### What the exercise asks
In the listing below, find every line containing "auditiva" and copy it out.

Source records:
□ □ □ □ □
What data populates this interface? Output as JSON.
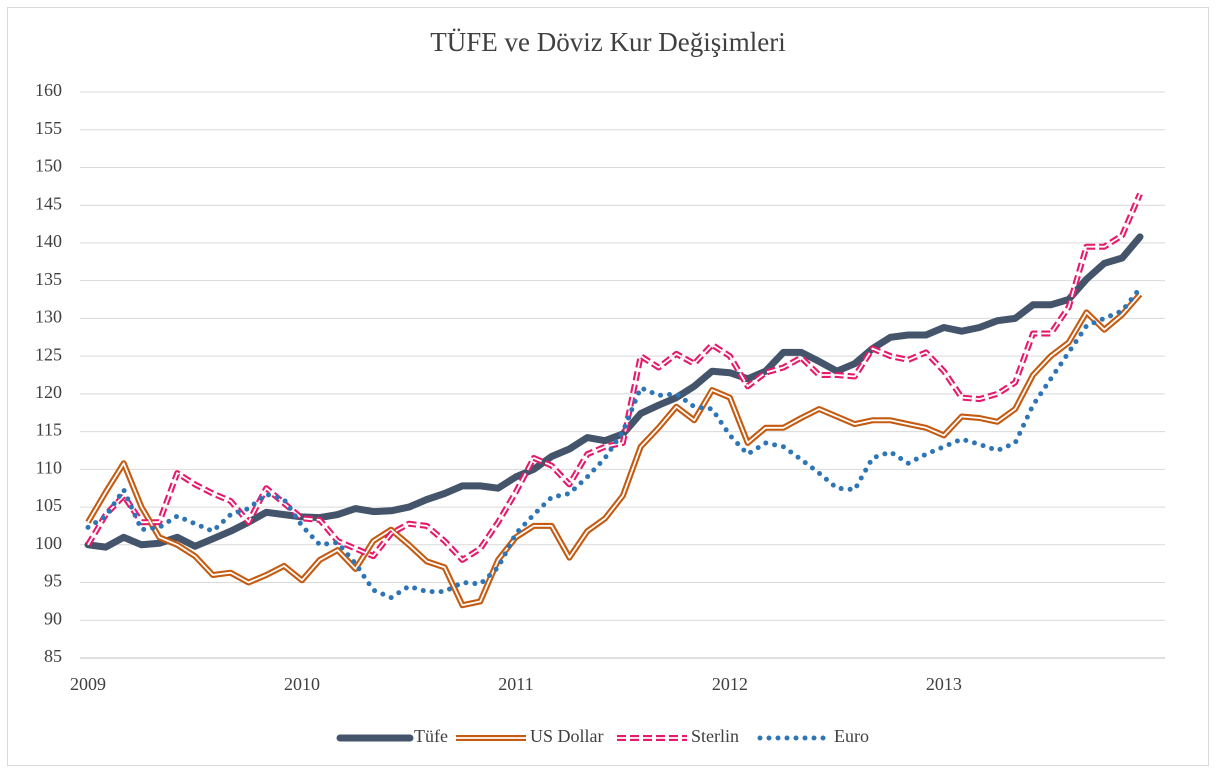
{
  "chart_data": {
    "type": "line",
    "title": "TÜFE ve Döviz Kur Değişimleri",
    "categories": [
      "2009",
      null,
      null,
      null,
      null,
      null,
      null,
      null,
      null,
      null,
      null,
      null,
      "2010",
      null,
      null,
      null,
      null,
      null,
      null,
      null,
      null,
      null,
      null,
      null,
      "2011",
      null,
      null,
      null,
      null,
      null,
      null,
      null,
      null,
      null,
      null,
      null,
      "2012",
      null,
      null,
      null,
      null,
      null,
      null,
      null,
      null,
      null,
      null,
      null,
      "2013",
      null,
      null,
      null,
      null,
      null,
      null,
      null,
      null,
      null,
      null,
      null
    ],
    "series": [
      {
        "name": "Tüfe",
        "color": "#44546a",
        "values": [
          100,
          99.7,
          101,
          100,
          100.2,
          101,
          99.8,
          100.8,
          101.8,
          103,
          104.3,
          104,
          103.7,
          103.6,
          104,
          104.8,
          104.4,
          104.5,
          105,
          106,
          106.8,
          107.8,
          107.8,
          107.5,
          109,
          110,
          111.7,
          112.7,
          114.2,
          113.8,
          114.7,
          117.4,
          118.5,
          119.5,
          121,
          123,
          122.8,
          122,
          123,
          125.5,
          125.5,
          124.3,
          123,
          124,
          126,
          127.5,
          127.8,
          127.8,
          128.8,
          128.3,
          128.8,
          129.7,
          130,
          131.8,
          131.8,
          132.5,
          135.2,
          137.3,
          138,
          140.8
        ]
      },
      {
        "name": "US Dollar",
        "color": "#c55a11",
        "values": [
          103,
          107,
          110.8,
          105,
          101,
          100,
          98.5,
          96,
          96.3,
          95,
          96,
          97.2,
          95.3,
          98,
          99.3,
          96.8,
          100.5,
          102,
          100,
          97.8,
          97,
          92,
          92.5,
          98,
          101,
          102.5,
          102.5,
          98.3,
          101.8,
          103.5,
          106.5,
          113,
          115.5,
          118.3,
          116.5,
          120.5,
          119.5,
          113.5,
          115.5,
          115.5,
          116.8,
          118,
          117,
          116,
          116.5,
          116.5,
          116,
          115.5,
          114.5,
          117,
          116.8,
          116.3,
          118,
          122.5,
          125,
          126.8,
          130.8,
          128.5,
          130.5,
          133.2
        ]
      },
      {
        "name": "Sterlin",
        "color": "#e6196b",
        "values": [
          100,
          104,
          106.5,
          103,
          103,
          109.5,
          108,
          106.8,
          105.8,
          103,
          107.5,
          105.5,
          103.5,
          103.3,
          100.5,
          99.5,
          98.5,
          101.5,
          102.8,
          102.5,
          100.5,
          98,
          99.5,
          103,
          107,
          111.5,
          110.5,
          108,
          112,
          113,
          113.5,
          125,
          123.5,
          125.3,
          124,
          126.5,
          125,
          121,
          122.8,
          123.5,
          124.8,
          122.5,
          122.5,
          122.3,
          126,
          125,
          124.5,
          125.5,
          123,
          119.5,
          119.3,
          120,
          121.5,
          128,
          128,
          131.5,
          139.5,
          139.5,
          141,
          146.5
        ]
      },
      {
        "name": "Euro",
        "color": "#2e75b6",
        "values": [
          102.3,
          103.8,
          107.3,
          102,
          102.3,
          103.8,
          102.8,
          101.8,
          104,
          104.8,
          106.7,
          106,
          102.5,
          100,
          100.3,
          97.5,
          94,
          93,
          94.5,
          93.8,
          93.8,
          95,
          94.8,
          97,
          101.5,
          104,
          106.3,
          106.8,
          109,
          111.5,
          115,
          120.8,
          119.8,
          120,
          118.3,
          118,
          114.5,
          112,
          113.5,
          113,
          111.3,
          109.5,
          107.5,
          107.3,
          111.5,
          112.3,
          110.8,
          112,
          113,
          114,
          113.3,
          112.5,
          113.5,
          118.5,
          122,
          125.5,
          129,
          130,
          131,
          134
        ]
      }
    ],
    "ylim": [
      85,
      160
    ],
    "yticks": [
      85,
      90,
      95,
      100,
      105,
      110,
      115,
      120,
      125,
      130,
      135,
      140,
      145,
      150,
      155,
      160
    ],
    "grid": true,
    "legend": "bottom"
  }
}
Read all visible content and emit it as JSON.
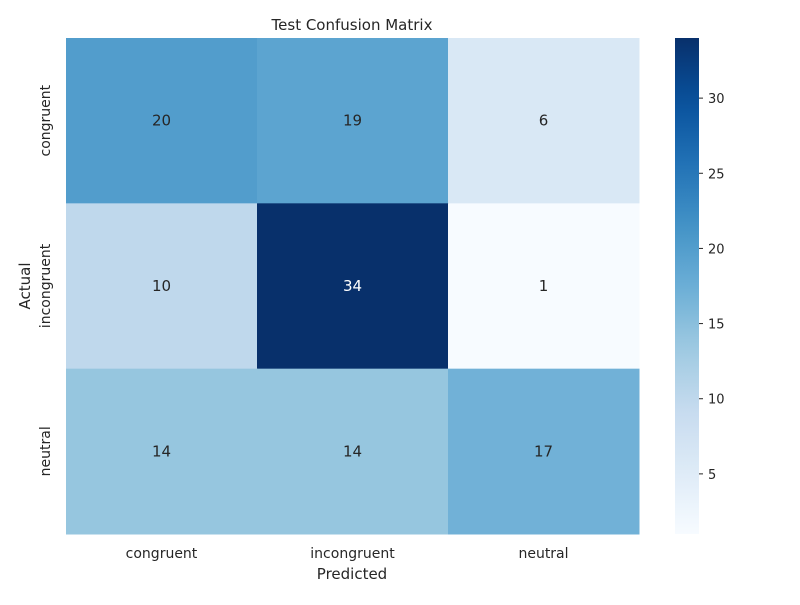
{
  "chart_data": {
    "type": "heatmap",
    "title": "Test Confusion Matrix",
    "xlabel": "Predicted",
    "ylabel": "Actual",
    "x_categories": [
      "congruent",
      "incongruent",
      "neutral"
    ],
    "y_categories": [
      "congruent",
      "incongruent",
      "neutral"
    ],
    "values": [
      [
        20,
        19,
        6
      ],
      [
        10,
        34,
        1
      ],
      [
        14,
        14,
        17
      ]
    ],
    "colormap": "Blues",
    "colorbar": {
      "min": 1,
      "max": 34,
      "ticks": [
        5,
        10,
        15,
        20,
        25,
        30
      ]
    },
    "grid": false,
    "annotations": true
  }
}
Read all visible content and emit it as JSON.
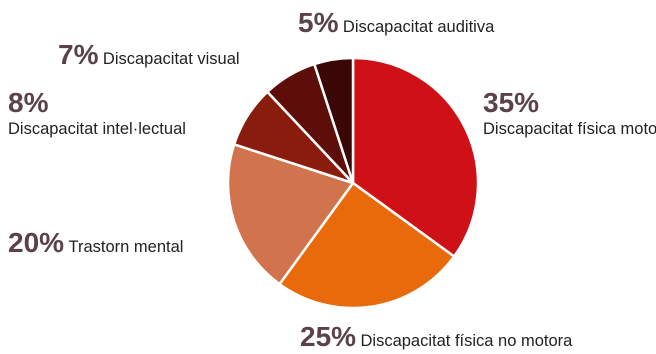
{
  "chart_data": {
    "type": "pie",
    "start_angle_deg": 0,
    "direction": "clockwise",
    "slices": [
      {
        "name": "Discapacitat física motora",
        "value": 35,
        "label": "35%",
        "color": "#cf1017"
      },
      {
        "name": "Discapacitat física no motora",
        "value": 25,
        "label": "25%",
        "color": "#e86a0b"
      },
      {
        "name": "Trastorn mental",
        "value": 20,
        "label": "20%",
        "color": "#d1734c"
      },
      {
        "name": "Discapacitat intel·lectual",
        "value": 8,
        "label": "8%",
        "color": "#8a1c0d"
      },
      {
        "name": "Discapacitat visual",
        "value": 7,
        "label": "7%",
        "color": "#5e0e09"
      },
      {
        "name": "Discapacitat auditiva",
        "value": 5,
        "label": "5%",
        "color": "#3a0606"
      }
    ],
    "label_color": "#5b4248"
  },
  "labels": {
    "fisica_motora": {
      "pct": "35%",
      "text": "Discapacitat física motora"
    },
    "fisica_no_motora": {
      "pct": "25%",
      "text": "Discapacitat física no motora"
    },
    "mental": {
      "pct": "20%",
      "text": "Trastorn mental"
    },
    "intel": {
      "pct": "8%",
      "text": "Discapacitat intel·lectual"
    },
    "visual": {
      "pct": "7%",
      "text": "Discapacitat visual"
    },
    "auditiva": {
      "pct": "5%",
      "text": "Discapacitat auditiva"
    }
  }
}
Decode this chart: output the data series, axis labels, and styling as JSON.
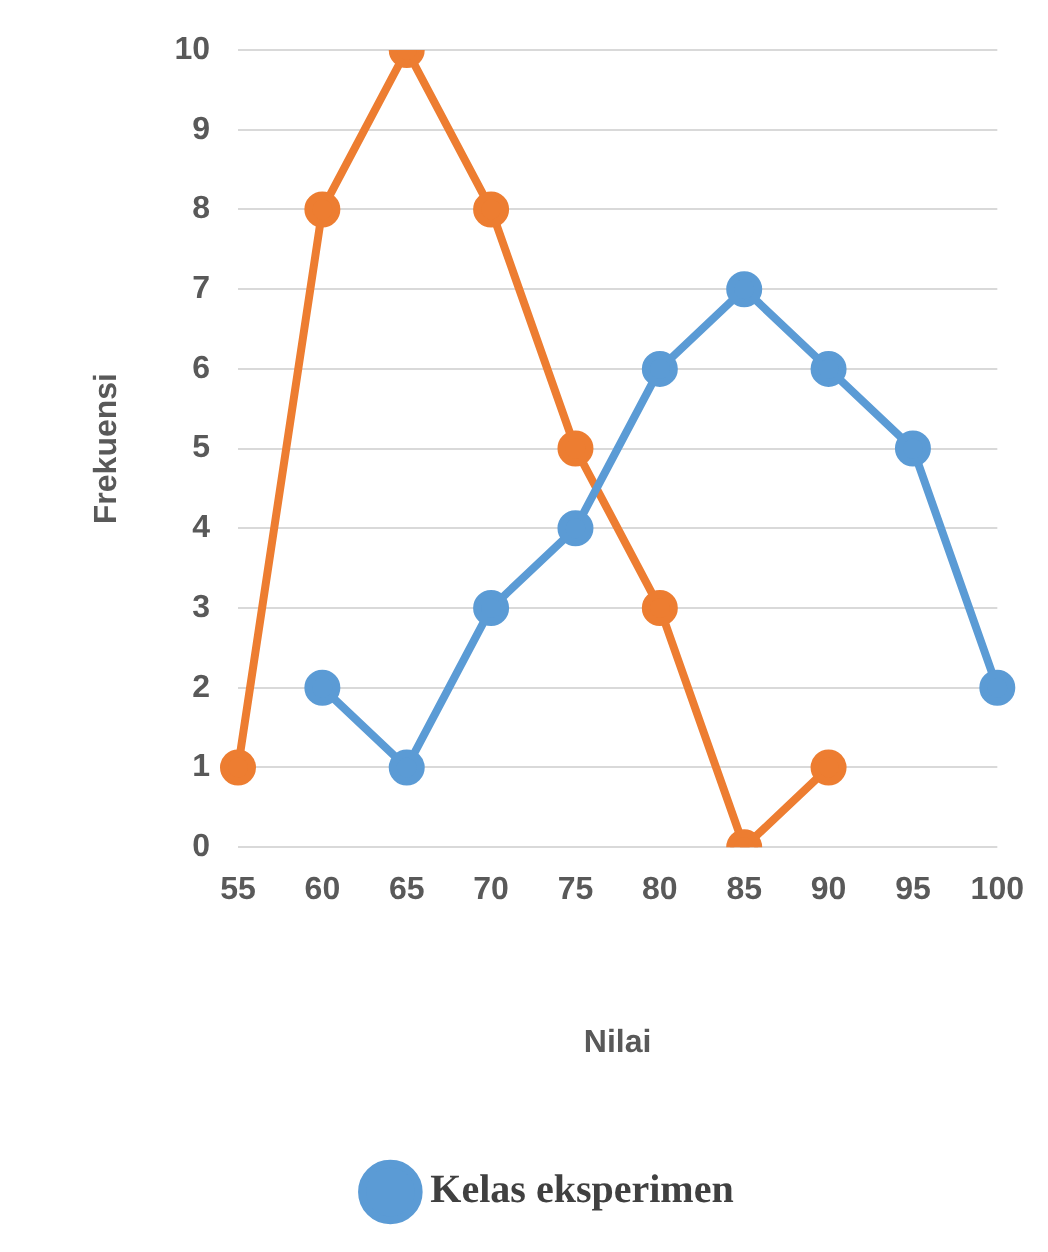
□ □ □ □ □
### Task answer
        "name": "Discapacitat auditiva",
    "auditiva": {
      "text": "Discapacitat auditiva"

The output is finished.